* [THE TASK] Omit the images. Copy each entry word for word.

* [GIVEN DATA]
— BEGIN —
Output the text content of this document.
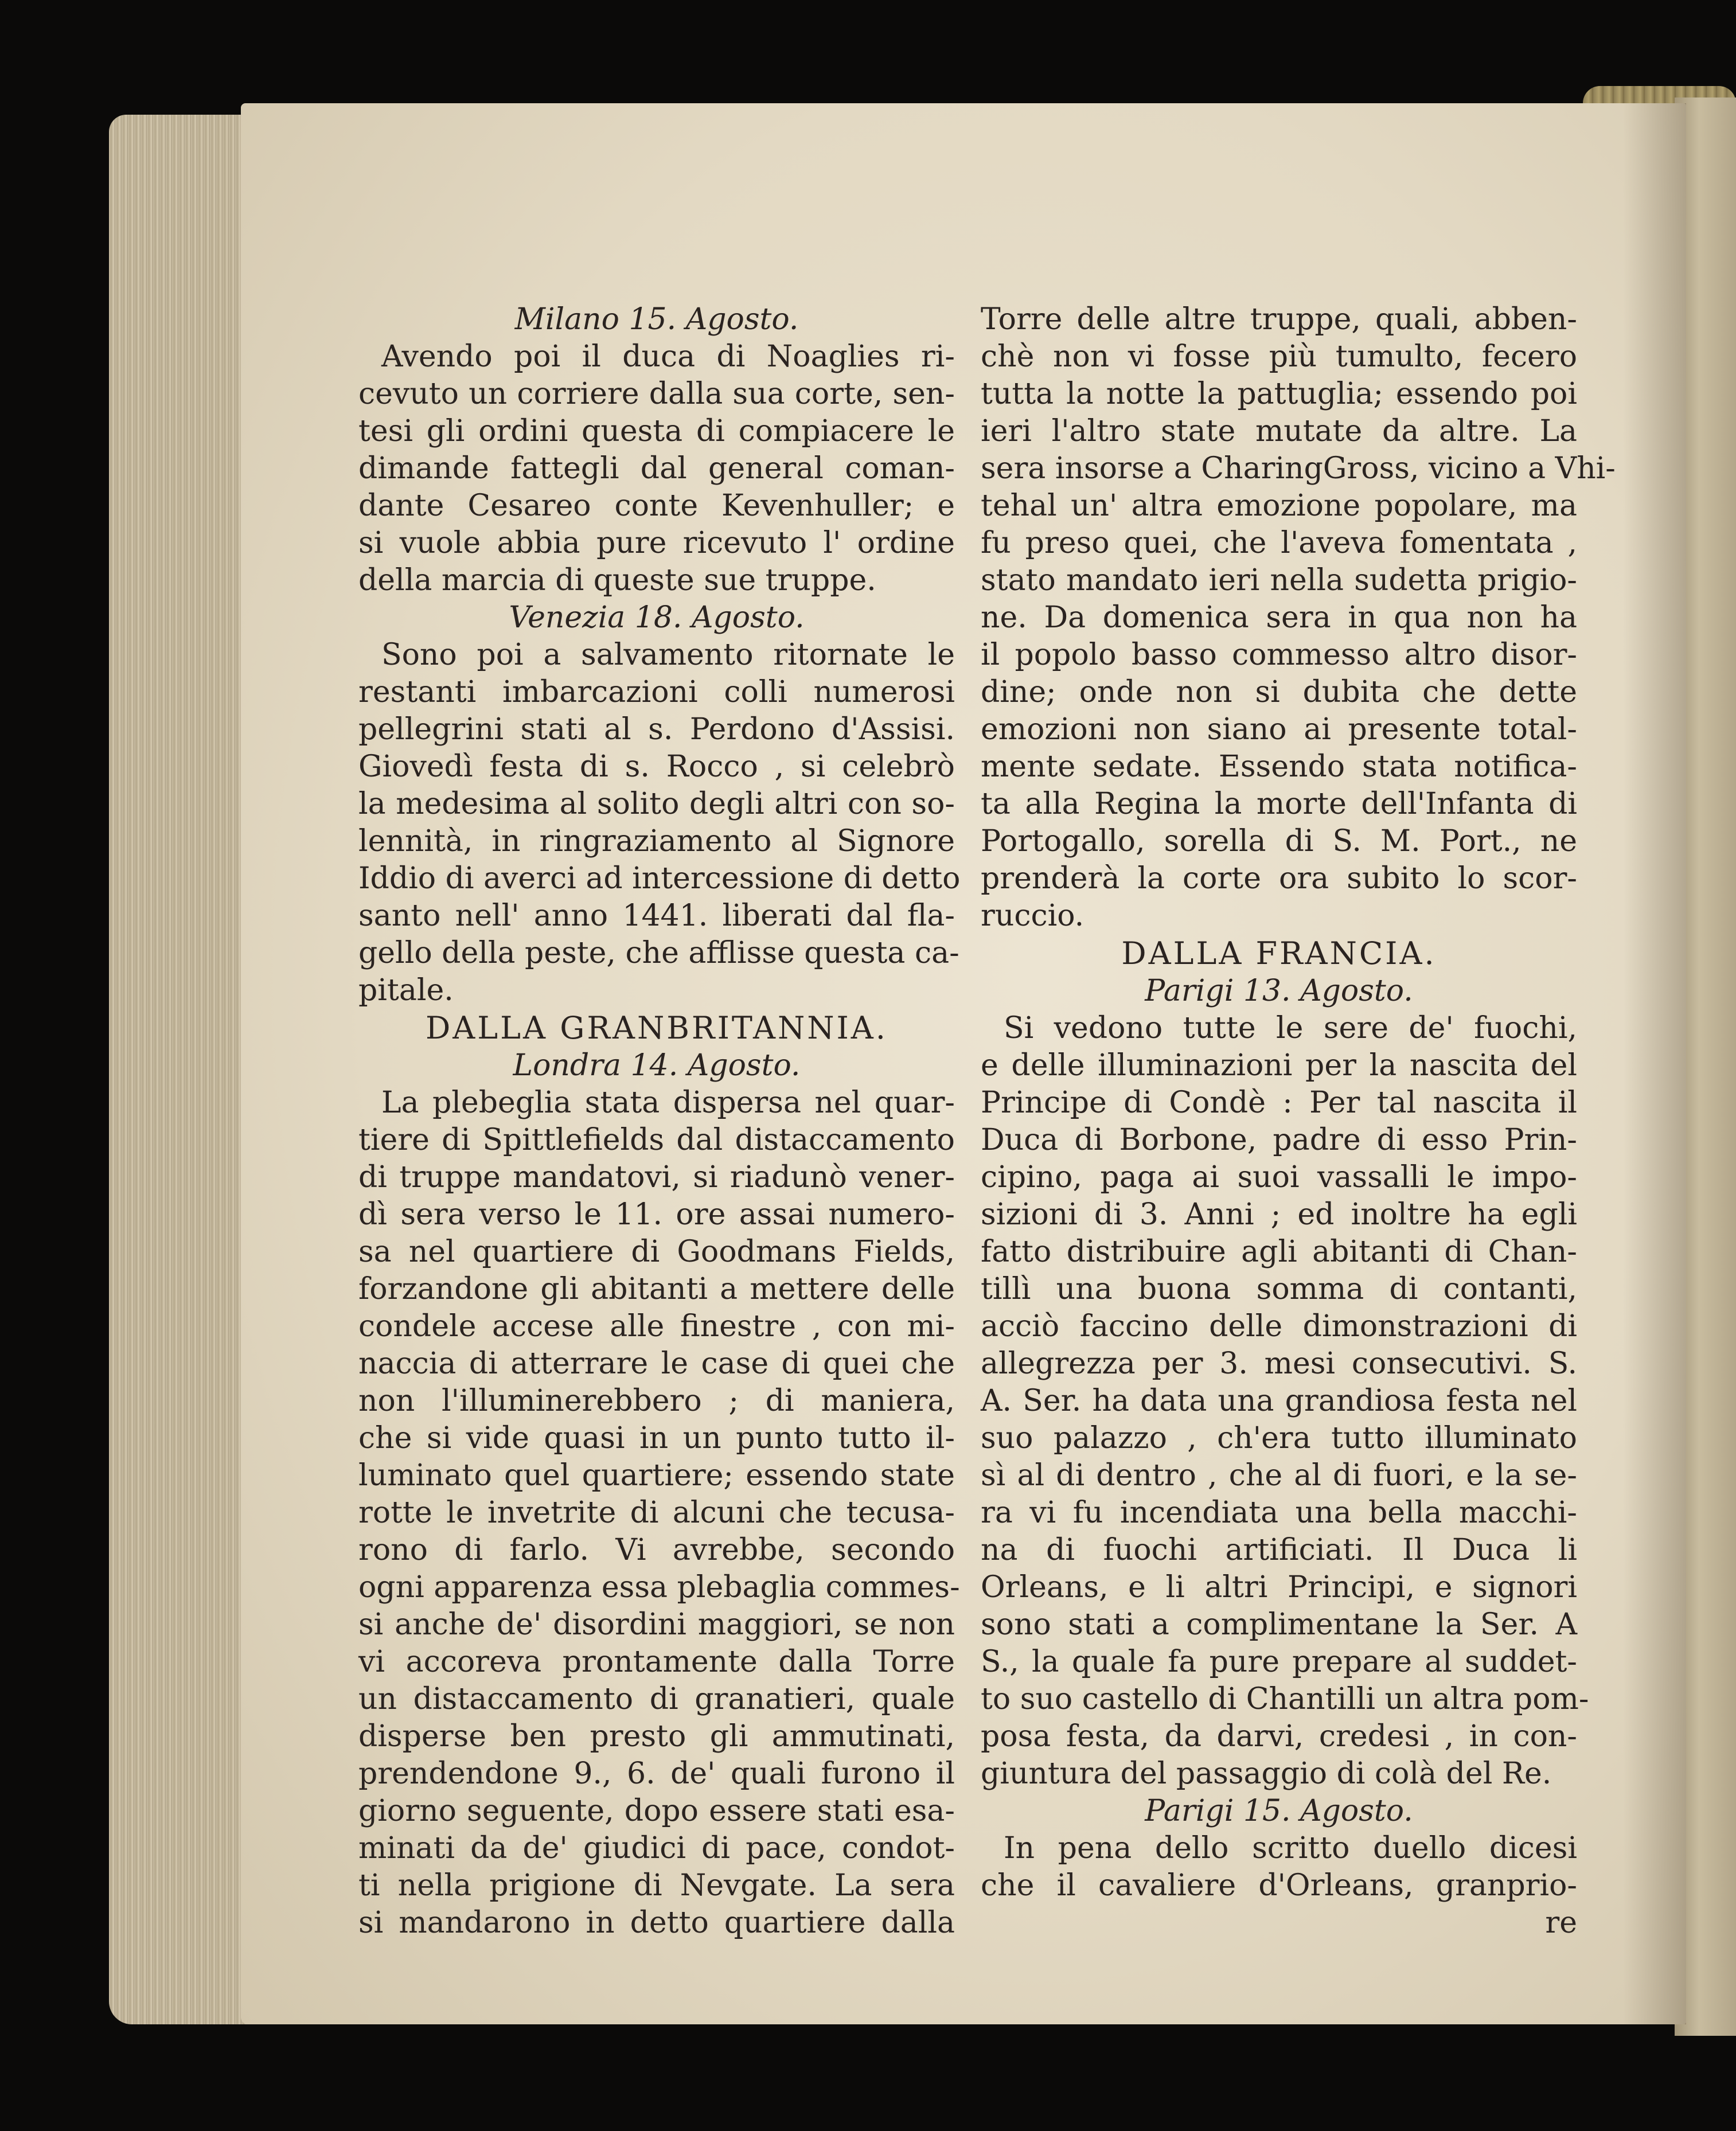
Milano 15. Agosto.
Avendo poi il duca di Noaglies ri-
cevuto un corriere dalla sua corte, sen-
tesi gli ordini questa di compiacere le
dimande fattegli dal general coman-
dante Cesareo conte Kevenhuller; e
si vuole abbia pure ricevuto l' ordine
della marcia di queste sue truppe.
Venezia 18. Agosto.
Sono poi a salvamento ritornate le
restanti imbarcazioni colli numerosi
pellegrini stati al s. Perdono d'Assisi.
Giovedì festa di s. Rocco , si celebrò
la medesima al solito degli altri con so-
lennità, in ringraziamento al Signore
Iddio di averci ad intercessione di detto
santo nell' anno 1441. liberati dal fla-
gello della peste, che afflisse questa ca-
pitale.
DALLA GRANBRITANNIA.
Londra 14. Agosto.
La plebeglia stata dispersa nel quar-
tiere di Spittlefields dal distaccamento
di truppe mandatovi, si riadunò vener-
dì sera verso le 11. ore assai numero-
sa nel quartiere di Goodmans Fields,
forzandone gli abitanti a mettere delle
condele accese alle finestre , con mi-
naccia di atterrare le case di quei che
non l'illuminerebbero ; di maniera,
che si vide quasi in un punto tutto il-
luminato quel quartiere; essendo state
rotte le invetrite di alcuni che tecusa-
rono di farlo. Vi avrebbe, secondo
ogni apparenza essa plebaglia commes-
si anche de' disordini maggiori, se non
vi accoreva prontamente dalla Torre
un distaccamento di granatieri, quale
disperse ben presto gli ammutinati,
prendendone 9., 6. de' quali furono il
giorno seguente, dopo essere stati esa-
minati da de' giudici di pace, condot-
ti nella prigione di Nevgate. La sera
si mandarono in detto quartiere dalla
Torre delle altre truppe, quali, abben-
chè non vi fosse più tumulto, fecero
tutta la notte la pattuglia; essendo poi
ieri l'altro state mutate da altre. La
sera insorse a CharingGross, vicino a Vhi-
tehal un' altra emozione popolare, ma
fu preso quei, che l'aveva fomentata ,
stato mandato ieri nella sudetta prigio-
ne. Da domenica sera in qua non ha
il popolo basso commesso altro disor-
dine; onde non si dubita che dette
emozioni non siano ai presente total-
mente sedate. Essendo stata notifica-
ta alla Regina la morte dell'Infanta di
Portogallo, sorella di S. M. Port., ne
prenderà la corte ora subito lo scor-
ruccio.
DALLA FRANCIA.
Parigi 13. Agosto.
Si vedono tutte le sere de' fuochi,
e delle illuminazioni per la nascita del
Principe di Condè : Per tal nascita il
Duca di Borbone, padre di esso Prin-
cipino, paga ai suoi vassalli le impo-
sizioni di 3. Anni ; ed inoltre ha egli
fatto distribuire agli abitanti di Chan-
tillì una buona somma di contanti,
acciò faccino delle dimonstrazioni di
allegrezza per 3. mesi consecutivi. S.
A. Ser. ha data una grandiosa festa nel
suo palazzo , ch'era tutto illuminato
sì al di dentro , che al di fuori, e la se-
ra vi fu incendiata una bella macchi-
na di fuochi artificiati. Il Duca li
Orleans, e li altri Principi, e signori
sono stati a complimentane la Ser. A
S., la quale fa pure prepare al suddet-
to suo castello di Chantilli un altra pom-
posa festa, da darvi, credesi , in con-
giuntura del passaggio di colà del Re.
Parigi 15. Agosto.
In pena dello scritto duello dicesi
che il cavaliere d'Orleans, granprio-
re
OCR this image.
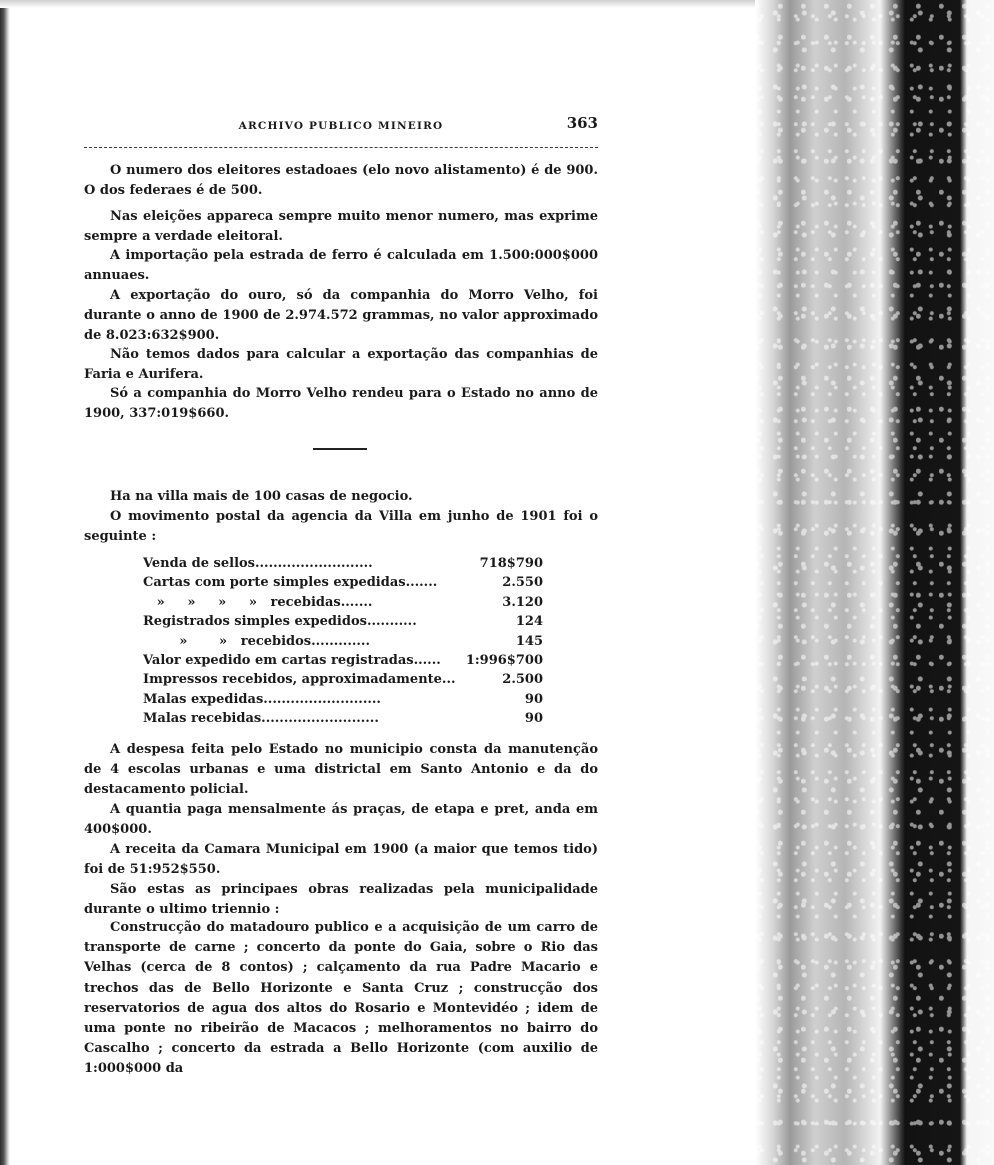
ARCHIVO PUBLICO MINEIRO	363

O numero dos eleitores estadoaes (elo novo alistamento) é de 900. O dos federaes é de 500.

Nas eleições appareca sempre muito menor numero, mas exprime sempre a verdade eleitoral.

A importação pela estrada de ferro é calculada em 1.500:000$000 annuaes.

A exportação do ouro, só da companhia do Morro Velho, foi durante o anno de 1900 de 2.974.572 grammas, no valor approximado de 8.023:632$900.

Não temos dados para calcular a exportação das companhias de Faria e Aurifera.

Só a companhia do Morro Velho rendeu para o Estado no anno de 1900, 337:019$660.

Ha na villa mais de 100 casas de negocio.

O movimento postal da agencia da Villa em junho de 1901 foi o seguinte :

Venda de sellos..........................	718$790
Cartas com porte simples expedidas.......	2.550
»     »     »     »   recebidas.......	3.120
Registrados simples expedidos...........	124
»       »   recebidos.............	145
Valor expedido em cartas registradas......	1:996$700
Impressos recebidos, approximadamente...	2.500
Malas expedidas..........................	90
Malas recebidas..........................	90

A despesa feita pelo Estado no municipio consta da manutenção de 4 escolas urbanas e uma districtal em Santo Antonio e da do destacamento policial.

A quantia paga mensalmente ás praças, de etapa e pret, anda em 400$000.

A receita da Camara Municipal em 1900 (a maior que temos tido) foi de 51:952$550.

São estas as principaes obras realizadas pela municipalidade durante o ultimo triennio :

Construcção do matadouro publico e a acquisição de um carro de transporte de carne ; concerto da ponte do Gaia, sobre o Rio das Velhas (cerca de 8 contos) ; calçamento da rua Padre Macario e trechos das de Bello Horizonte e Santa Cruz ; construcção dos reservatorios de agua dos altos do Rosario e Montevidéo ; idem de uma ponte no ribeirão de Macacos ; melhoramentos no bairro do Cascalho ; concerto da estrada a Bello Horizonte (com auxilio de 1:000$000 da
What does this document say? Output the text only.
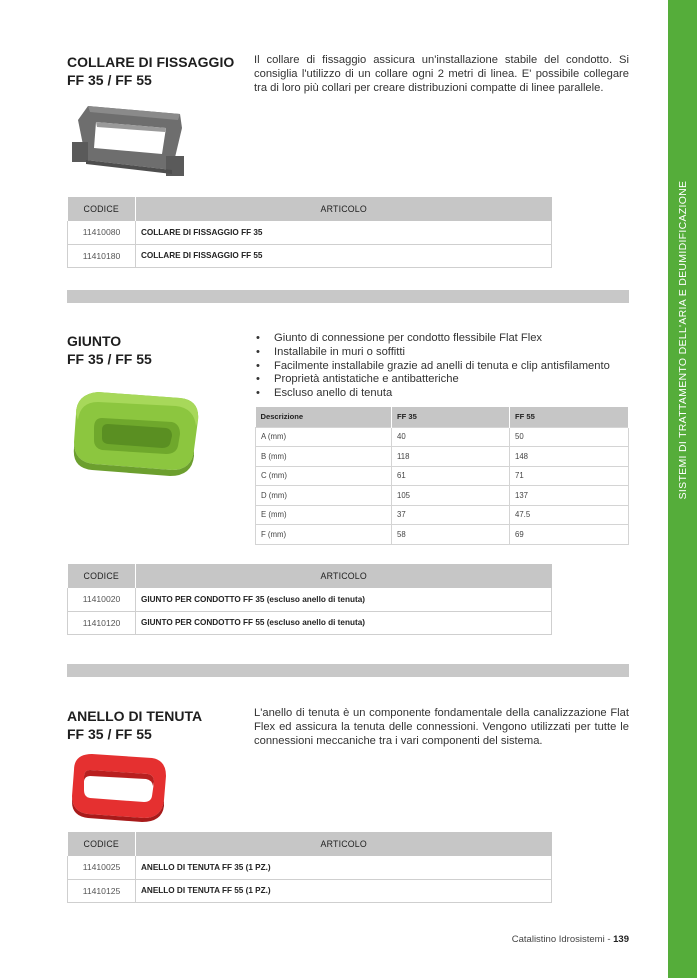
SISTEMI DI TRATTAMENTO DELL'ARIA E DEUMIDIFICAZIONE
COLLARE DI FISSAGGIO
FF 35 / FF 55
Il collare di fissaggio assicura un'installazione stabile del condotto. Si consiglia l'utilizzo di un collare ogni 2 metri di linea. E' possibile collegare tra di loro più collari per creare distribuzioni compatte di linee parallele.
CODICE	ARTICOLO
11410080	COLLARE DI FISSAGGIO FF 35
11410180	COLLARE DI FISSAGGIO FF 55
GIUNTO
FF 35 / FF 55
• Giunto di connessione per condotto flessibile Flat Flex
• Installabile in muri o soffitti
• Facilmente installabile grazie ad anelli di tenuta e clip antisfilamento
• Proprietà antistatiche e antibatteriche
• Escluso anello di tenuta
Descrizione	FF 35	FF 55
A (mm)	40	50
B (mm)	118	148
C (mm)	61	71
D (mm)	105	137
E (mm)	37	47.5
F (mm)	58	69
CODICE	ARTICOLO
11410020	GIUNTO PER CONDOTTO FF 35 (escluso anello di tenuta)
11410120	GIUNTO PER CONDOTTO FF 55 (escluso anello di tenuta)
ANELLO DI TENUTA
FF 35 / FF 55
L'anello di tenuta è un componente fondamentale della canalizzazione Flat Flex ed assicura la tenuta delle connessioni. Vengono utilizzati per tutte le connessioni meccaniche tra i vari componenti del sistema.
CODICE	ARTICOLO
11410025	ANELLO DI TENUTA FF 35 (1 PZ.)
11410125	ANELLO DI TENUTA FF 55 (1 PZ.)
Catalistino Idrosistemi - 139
— END —
* [ANSWER FOR THE TASK]
Output the text content of this document.
Milano 15. Agosto.
Avendo poi il duca di Noaglies ri-
cevuto un corriere dalla sua corte, sen-
tesi gli ordini questa di compiacere le
dimande fattegli dal general coman-
dante Cesareo conte Kevenhuller; e
si vuole abbia pure ricevuto l' ordine
della marcia di queste sue truppe.
Venezia 18. Agosto.
Sono poi a salvamento ritornate le
restanti imbarcazioni colli numerosi
pellegrini stati al s. Perdono d'Assisi.
Giovedì festa di s. Rocco , si celebrò
la medesima al solito degli altri con so-
lennità, in ringraziamento al Signore
Iddio di averci ad intercessione di detto
santo nell' anno 1441. liberati dal fla-
gello della peste, che afflisse questa ca-
pitale.
DALLA GRANBRITANNIA.
Londra 14. Agosto.
La plebeglia stata dispersa nel quar-
tiere di Spittlefields dal distaccamento
di truppe mandatovi, si riadunò vener-
dì sera verso le 11. ore assai numero-
sa nel quartiere di Goodmans Fields,
forzandone gli abitanti a mettere delle
condele accese alle finestre , con mi-
naccia di atterrare le case di quei che
non l'illuminerebbero ; di maniera,
che si vide quasi in un punto tutto il-
luminato quel quartiere; essendo state
rotte le invetrite di alcuni che tecusa-
rono di farlo. Vi avrebbe, secondo
ogni apparenza essa plebaglia commes-
si anche de' disordini maggiori, se non
vi accoreva prontamente dalla Torre
un distaccamento di granatieri, quale
disperse ben presto gli ammutinati,
prendendone 9., 6. de' quali furono il
giorno seguente, dopo essere stati esa-
minati da de' giudici di pace, condot-
ti nella prigione di Nevgate. La sera
si mandarono in detto quartiere dalla
Torre delle altre truppe, quali, abben-
chè non vi fosse più tumulto, fecero
tutta la notte la pattuglia; essendo poi
ieri l'altro state mutate da altre. La
sera insorse a CharingGross, vicino a Vhi-
tehal un' altra emozione popolare, ma
fu preso quei, che l'aveva fomentata ,
stato mandato ieri nella sudetta prigio-
ne. Da domenica sera in qua non ha
il popolo basso commesso altro disor-
dine; onde non si dubita che dette
emozioni non siano ai presente total-
mente sedate. Essendo stata notifica-
ta alla Regina la morte dell'Infanta di
Portogallo, sorella di S. M. Port., ne
prenderà la corte ora subito lo scor-
ruccio.
DALLA FRANCIA.
Parigi 13. Agosto.
Si vedono tutte le sere de' fuochi,
e delle illuminazioni per la nascita del
Principe di Condè : Per tal nascita il
Duca di Borbone, padre di esso Prin-
cipino, paga ai suoi vassalli le impo-
sizioni di 3. Anni ; ed inoltre ha egli
fatto distribuire agli abitanti di Chan-
tillì una buona somma di contanti,
acciò faccino delle dimonstrazioni di
allegrezza per 3. mesi consecutivi. S.
A. Ser. ha data una grandiosa festa nel
suo palazzo , ch'era tutto illuminato
sì al di dentro , che al di fuori, e la se-
ra vi fu incendiata una bella macchi-
na di fuochi artificiati. Il Duca li
Orleans, e li altri Principi, e signori
sono stati a complimentane la Ser. A
S., la quale fa pure prepare al suddet-
to suo castello di Chantilli un altra pom-
posa festa, da darvi, credesi , in con-
giuntura del passaggio di colà del Re.
Parigi 15. Agosto.
In pena dello scritto duello dicesi
che il cavaliere d'Orleans, granprio-
re
OCR this image.
ARCHIVO PUBLICO MINEIRO	363

O numero dos eleitores estadoaes (elo novo alistamento) é de 900. O dos federaes é de 500.

Nas eleições appareca sempre muito menor numero, mas exprime sempre a verdade eleitoral.

A importação pela estrada de ferro é calculada em 1.500:000$000 annuaes.

A exportação do ouro, só da companhia do Morro Velho, foi durante o anno de 1900 de 2.974.572 grammas, no valor approximado de 8.023:632$900.

Não temos dados para calcular a exportação das companhias de Faria e Aurifera.

Só a companhia do Morro Velho rendeu para o Estado no anno de 1900, 337:019$660.

Ha na villa mais de 100 casas de negocio.

O movimento postal da agencia da Villa em junho de 1901 foi o seguinte :

Venda de sellos..........................	718$790
Cartas com porte simples expedidas.......	2.550
»     »     »     »   recebidas.......	3.120
Registrados simples expedidos...........	124
»       »   recebidos.............	145
Valor expedido em cartas registradas......	1:996$700
Impressos recebidos, approximadamente...	2.500
Malas expedidas..........................	90
Malas recebidas..........................	90

A despesa feita pelo Estado no municipio consta da manutenção de 4 escolas urbanas e uma districtal em Santo Antonio e da do destacamento policial.

A quantia paga mensalmente ás praças, de etapa e pret, anda em 400$000.

A receita da Camara Municipal em 1900 (a maior que temos tido) foi de 51:952$550.

São estas as principaes obras realizadas pela municipalidade durante o ultimo triennio :

Construcção do matadouro publico e a acquisição de um carro de transporte de carne ; concerto da ponte do Gaia, sobre o Rio das Velhas (cerca de 8 contos) ; calçamento da rua Padre Macario e trechos das de Bello Horizonte e Santa Cruz ; construcção dos reservatorios de agua dos altos do Rosario e Montevidéo ; idem de uma ponte no ribeirão de Macacos ; melhoramentos no bairro do Cascalho ; concerto da estrada a Bello Horizonte (com auxilio de 1:000$000 da
What does this document say? Output the text only.
SISTEMI DI TRATTAMENTO DELL'ARIA E DEUMIDIFICAZIONE
COLLARE DI FISSAGGIO
FF 35 / FF 55
Il collare di fissaggio assicura un'installazione stabile del condotto. Si consiglia l'utilizzo di un collare ogni 2 metri di linea. E' possibile collegare tra di loro più collari per creare distribuzioni compatte di linee parallele.
CODICE	ARTICOLO
11410080	COLLARE DI FISSAGGIO FF 35
11410180	COLLARE DI FISSAGGIO FF 55
GIUNTO
FF 35 / FF 55
• Giunto di connessione per condotto flessibile Flat Flex
• Installabile in muri o soffitti
• Facilmente installabile grazie ad anelli di tenuta e clip antisfilamento
• Proprietà antistatiche e antibatteriche
• Escluso anello di tenuta
Descrizione	FF 35	FF 55
A (mm)	40	50
B (mm)	118	148
C (mm)	61	71
D (mm)	105	137
E (mm)	37	47.5
F (mm)	58	69
CODICE	ARTICOLO
11410020	GIUNTO PER CONDOTTO FF 35 (escluso anello di tenuta)
11410120	GIUNTO PER CONDOTTO FF 55 (escluso anello di tenuta)
ANELLO DI TENUTA
FF 35 / FF 55
L'anello di tenuta è un componente fondamentale della canalizzazione Flat Flex ed assicura la tenuta delle connessioni. Vengono utilizzati per tutte le connessioni meccaniche tra i vari componenti del sistema.
CODICE	ARTICOLO
11410025	ANELLO DI TENUTA FF 35 (1 PZ.)
11410125	ANELLO DI TENUTA FF 55 (1 PZ.)
Catalistino Idrosistemi - 139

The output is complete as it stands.